TEXT PROVIDED

★ ★ ★ ★ ★

In last week’s article, we saw the likely zenith of the Druid class’s power, relative to the other classes in the game. Of course, we have two more editions to get through, so if I’m wrong, I willow someone an apology. Possibly Mike Mearls, since it’s his hand at the elm. The 4e Druid is not at all disappointing on potency, but it is a radical shift in theme and style. The 4e Essentials Druid, on the other hand, is there for anyone who pines for the Druid of earlier editions.

(Part One, Part Two, Part Three, Part Four)

4e

I’ve always found it berry interesting that 4e positioned the Druid as the Primal Controller – the Primal source is obvious, once you accept that they’re separate from Divine power, but looking back at 3.x and prior could give equal weight to a Leader role – and in fact the Shaman feels like aspen on the Druid from an alternate universe, with its animal companion and heavy elemental influence. Thanks to its emphasis on shapeshifting, the Druid also dabbles in the Striker and Defender roles – I don’t think it would go too far to say that the Druid is the true jack-of-all-trades in 4e. Of the other Primal classes, only the Barbarian (Striker) feels like it definitely isn’t a Druid specialized in a different job: the Warden’s tie to nature and form-shifting feels plausibly like a warrior-druid, while the Seeker is what happens if you take an Arcane Archer and substitute in a Druid. (Let’s see if they notice.)

The multi-faceted structure of the Druid class pulls back the design veil on the Controller role: in some ways it’s the least defined, or definable, role of 4e. It does modest damage to large groups, tosses out minor conditions to large groups, uses lots of forced movement or induced movement on enemies but almost none on allies, or seriously screws over and locks down individuals (without doing all that much damage to individuals, because that’s the Striker’s job). Much like the 4e Wizard, lots of Druid powers rely on zones and walls modifying the battlefield. This much the class definitely has in common with its forebears of previous editions.

The Druid class branches into two options in the Player’s Handbook 2 – and I’m sure there was tons of birching about the fact that it wasn’t in the first Player’s Handbook of 4e. Let’s get something out of the way: the 4e Druid is openly inspired by the World of Warcraft Druid. Though It maple some people away from the class, I don’t see this as a bad thing at all – one of my favorite WoW classes inspired one of my favorite 4e classes. They kept the extreme fluidity of shapeshifting, reverting to caster form for many abilities, and the defense/offense split. Where WoW has bear druids and cat druids, 4e has Guardian druids (improved AC, and powers that generate the marked condition) and Predator druids (improved speed, and powers that kick out improved damage).

★ ★ ★ ★ ★

ENTRIES SHOWN
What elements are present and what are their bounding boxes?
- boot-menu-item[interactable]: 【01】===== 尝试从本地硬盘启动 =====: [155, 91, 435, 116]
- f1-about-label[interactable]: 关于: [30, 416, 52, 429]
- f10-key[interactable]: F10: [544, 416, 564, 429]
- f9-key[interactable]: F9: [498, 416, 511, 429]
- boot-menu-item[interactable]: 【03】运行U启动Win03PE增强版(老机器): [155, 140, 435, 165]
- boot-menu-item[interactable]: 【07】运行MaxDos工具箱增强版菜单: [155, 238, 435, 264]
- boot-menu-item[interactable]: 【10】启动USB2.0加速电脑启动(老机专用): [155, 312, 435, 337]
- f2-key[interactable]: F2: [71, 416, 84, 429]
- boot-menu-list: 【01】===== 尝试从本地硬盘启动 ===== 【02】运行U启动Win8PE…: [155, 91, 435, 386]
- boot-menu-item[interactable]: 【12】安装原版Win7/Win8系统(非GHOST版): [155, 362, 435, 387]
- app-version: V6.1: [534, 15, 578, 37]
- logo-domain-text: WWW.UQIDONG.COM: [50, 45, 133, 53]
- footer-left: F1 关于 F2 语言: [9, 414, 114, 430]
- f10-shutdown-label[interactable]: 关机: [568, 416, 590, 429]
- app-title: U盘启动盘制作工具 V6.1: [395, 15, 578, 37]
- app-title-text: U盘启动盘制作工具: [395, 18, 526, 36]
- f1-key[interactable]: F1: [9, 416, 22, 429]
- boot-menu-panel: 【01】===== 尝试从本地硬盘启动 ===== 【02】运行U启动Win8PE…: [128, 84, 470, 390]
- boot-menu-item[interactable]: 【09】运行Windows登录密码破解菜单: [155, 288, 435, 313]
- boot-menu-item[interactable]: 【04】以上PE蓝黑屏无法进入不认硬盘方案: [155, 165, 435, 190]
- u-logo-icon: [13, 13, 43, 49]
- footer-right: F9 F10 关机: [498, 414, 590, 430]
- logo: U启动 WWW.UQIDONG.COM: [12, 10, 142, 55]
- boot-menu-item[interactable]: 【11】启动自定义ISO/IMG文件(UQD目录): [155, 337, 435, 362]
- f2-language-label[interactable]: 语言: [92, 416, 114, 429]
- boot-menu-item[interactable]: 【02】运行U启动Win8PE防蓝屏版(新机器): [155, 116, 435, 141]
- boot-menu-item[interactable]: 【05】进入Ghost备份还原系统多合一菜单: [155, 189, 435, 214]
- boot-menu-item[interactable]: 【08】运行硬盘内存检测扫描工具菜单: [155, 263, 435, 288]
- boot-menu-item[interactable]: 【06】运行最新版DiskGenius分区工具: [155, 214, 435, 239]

★ ★ ★ ★ ★

Return the passage of the Druid article above from "The multi-faceted structure" to "of previous editions.", copied word for word.

EXERCISE RESPONSE
The multi-faceted structure of the Druid class pulls back the design veil on the Controller role: in some ways it’s the least defined, or definable, role of 4e. It does modest damage to large groups, tosses out minor conditions to large groups, uses lots of forced movement or induced movement on enemies but almost none on allies, or seriously screws over and locks down individuals (without doing all that much damage to individuals, because that’s the Striker’s job). Much like the 4e Wizard, lots of Druid powers rely on zones and walls modifying the battlefield. This much the class definitely has in common with its forebears of previous editions.